Data items:
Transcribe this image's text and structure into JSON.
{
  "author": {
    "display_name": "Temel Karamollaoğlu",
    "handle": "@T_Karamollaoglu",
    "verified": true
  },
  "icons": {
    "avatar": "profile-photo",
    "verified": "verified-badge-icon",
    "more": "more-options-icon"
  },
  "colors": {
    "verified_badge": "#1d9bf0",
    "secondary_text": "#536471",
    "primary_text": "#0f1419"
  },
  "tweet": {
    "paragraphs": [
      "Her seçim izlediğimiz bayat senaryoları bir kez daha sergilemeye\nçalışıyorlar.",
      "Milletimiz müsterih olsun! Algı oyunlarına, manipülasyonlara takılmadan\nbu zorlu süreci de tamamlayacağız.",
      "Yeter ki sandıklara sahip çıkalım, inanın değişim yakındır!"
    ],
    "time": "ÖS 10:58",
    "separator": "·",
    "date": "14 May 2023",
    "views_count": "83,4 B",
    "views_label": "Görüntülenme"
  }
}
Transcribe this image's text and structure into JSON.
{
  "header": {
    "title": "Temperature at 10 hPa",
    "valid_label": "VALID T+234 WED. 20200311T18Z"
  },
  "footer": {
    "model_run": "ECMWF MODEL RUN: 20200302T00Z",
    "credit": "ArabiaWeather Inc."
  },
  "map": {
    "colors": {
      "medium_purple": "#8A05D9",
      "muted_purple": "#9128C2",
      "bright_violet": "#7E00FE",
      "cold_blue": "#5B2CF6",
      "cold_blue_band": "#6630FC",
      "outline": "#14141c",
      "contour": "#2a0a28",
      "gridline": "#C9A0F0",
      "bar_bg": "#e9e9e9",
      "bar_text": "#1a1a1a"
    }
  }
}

# Set exercise
Retype every entry above, word for word.

# Response to the exercise
Transcribe this image's text and structure into JSON.
{
  "author": {
    "display_name": "Temel Karamollaoğlu",
    "handle": "@T_Karamollaoglu",
    "verified": true
  },
  "icons": {
    "avatar": "profile-photo",
    "verified": "verified-badge-icon",
    "more": "more-options-icon"
  },
  "colors": {
    "verified_badge": "#1d9bf0",
    "secondary_text": "#536471",
    "primary_text": "#0f1419"
  },
  "tweet": {
    "paragraphs": [
      "Her seçim izlediğimiz bayat senaryoları bir kez daha sergilemeye\nçalışıyorlar.",
      "Milletimiz müsterih olsun! Algı oyunlarına, manipülasyonlara takılmadan\nbu zorlu süreci de tamamlayacağız.",
      "Yeter ki sandıklara sahip çıkalım, inanın değişim yakındır!"
    ],
    "time": "ÖS 10:58",
    "separator": "·",
    "date": "14 May 2023",
    "views_count": "83,4 B",
    "views_label": "Görüntülenme"
  }
}
Transcribe this image's text and structure into JSON.
{
  "header": {
    "title": "Temperature at 10 hPa",
    "valid_label": "VALID T+234 WED. 20200311T18Z"
  },
  "footer": {
    "model_run": "ECMWF MODEL RUN: 20200302T00Z",
    "credit": "ArabiaWeather Inc."
  },
  "map": {
    "colors": {
      "medium_purple": "#8A05D9",
      "muted_purple": "#9128C2",
      "bright_violet": "#7E00FE",
      "cold_blue": "#5B2CF6",
      "cold_blue_band": "#6630FC",
      "outline": "#14141c",
      "contour": "#2a0a28",
      "gridline": "#C9A0F0",
      "bar_bg": "#e9e9e9",
      "bar_text": "#1a1a1a"
    }
  }
}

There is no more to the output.